Read the lines that follow and tally those with the word "Robot"; give the number and nothing else.

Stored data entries
— begin —
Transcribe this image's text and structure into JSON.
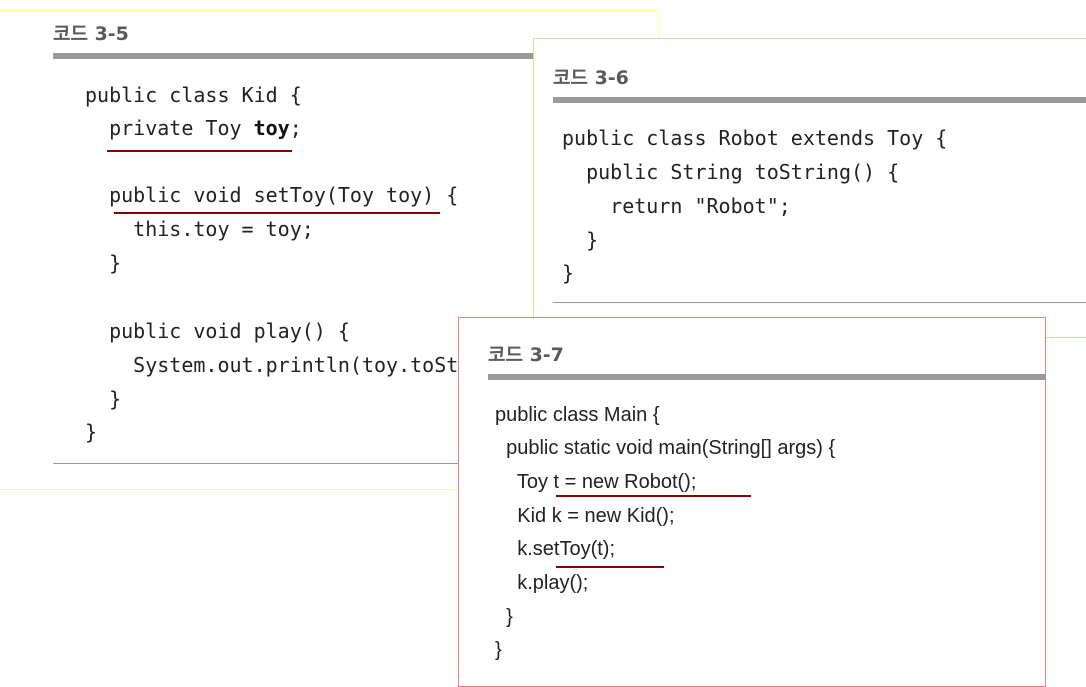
{
  "panel_35": {
    "title": "코드 3-5",
    "lines": [
      "public class Kid {",
      "  private Toy ",
      "toy",
      ";",
      "  public void setToy(Toy toy) {",
      "    this.toy = toy;",
      "  }",
      "  public void play() {",
      "    System.out.println(toy.toStr",
      "  }",
      "}"
    ]
  },
  "panel_36": {
    "title": "코드 3-6",
    "lines": [
      "public class Robot extends Toy {",
      "  public String toString() {",
      "    return \"Robot\";",
      "  }",
      "}"
    ]
  },
  "panel_37": {
    "title": "코드 3-7",
    "lines": [
      "public class Main {",
      "  public static void main(String[] args) {",
      "    Toy t = new Robot();",
      "    Kid k = new Kid();",
      "    k.setToy(t);",
      "    k.play();",
      "  }",
      "}"
    ]
  },
  "colors": {
    "panel_35_border": "#ffff99",
    "panel_36_border": "#c8e6a0",
    "panel_37_border": "#f08080",
    "underline": "#8b0000",
    "rule": "#9a9a9a",
    "title": "#5a5a5a"
  }
}
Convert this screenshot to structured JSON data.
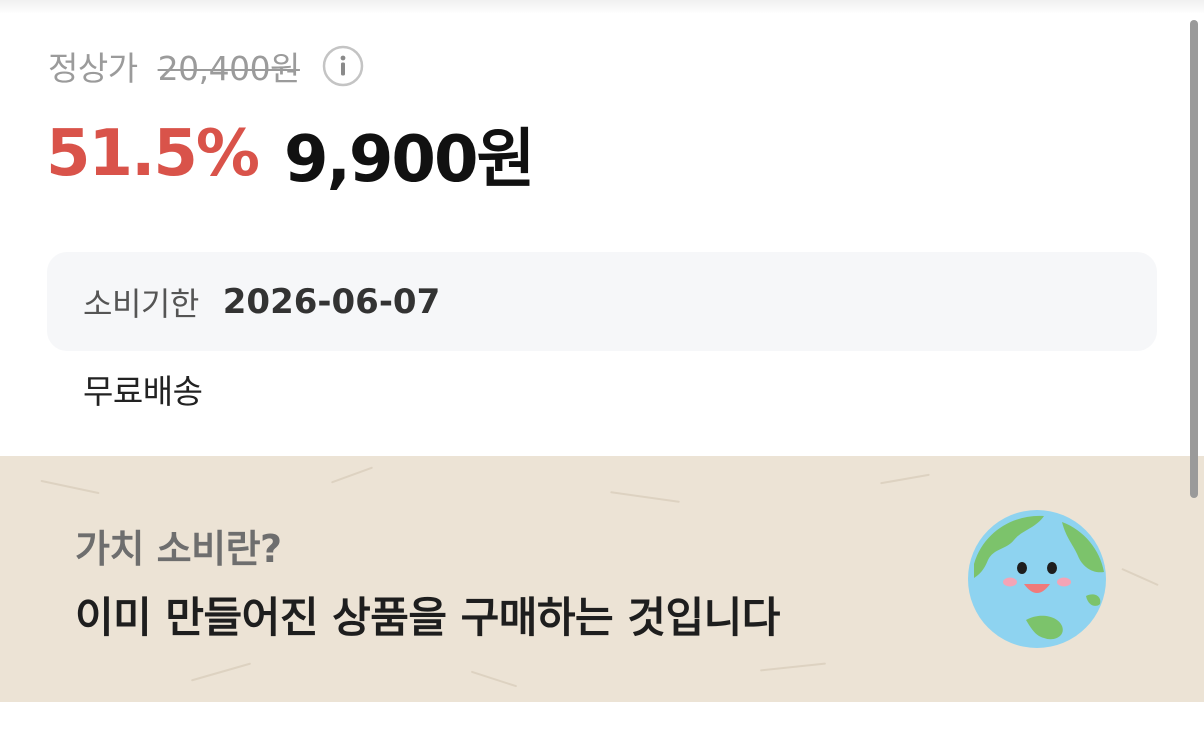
{
  "pricing": {
    "regular_label": "정상가",
    "regular_price": "20,400원",
    "discount_rate": "51.5%",
    "sale_price": "9,900원"
  },
  "details": {
    "expiry_label": "소비기한",
    "expiry_date": "2026-06-07",
    "shipping_text": "무료배송"
  },
  "banner": {
    "question": "가치 소비란?",
    "answer": "이미 만들어진 상품을 구매하는 것입니다",
    "icon": "smiling-earth-icon"
  },
  "icons": {
    "info": "info-icon"
  },
  "colors": {
    "discount": "#d9534a",
    "banner_bg": "#ece3d5",
    "earth_ocean": "#8ed3f0",
    "earth_land": "#7cc36b"
  }
}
— end —
_RESPONSE TO THIS EXERCISE_
3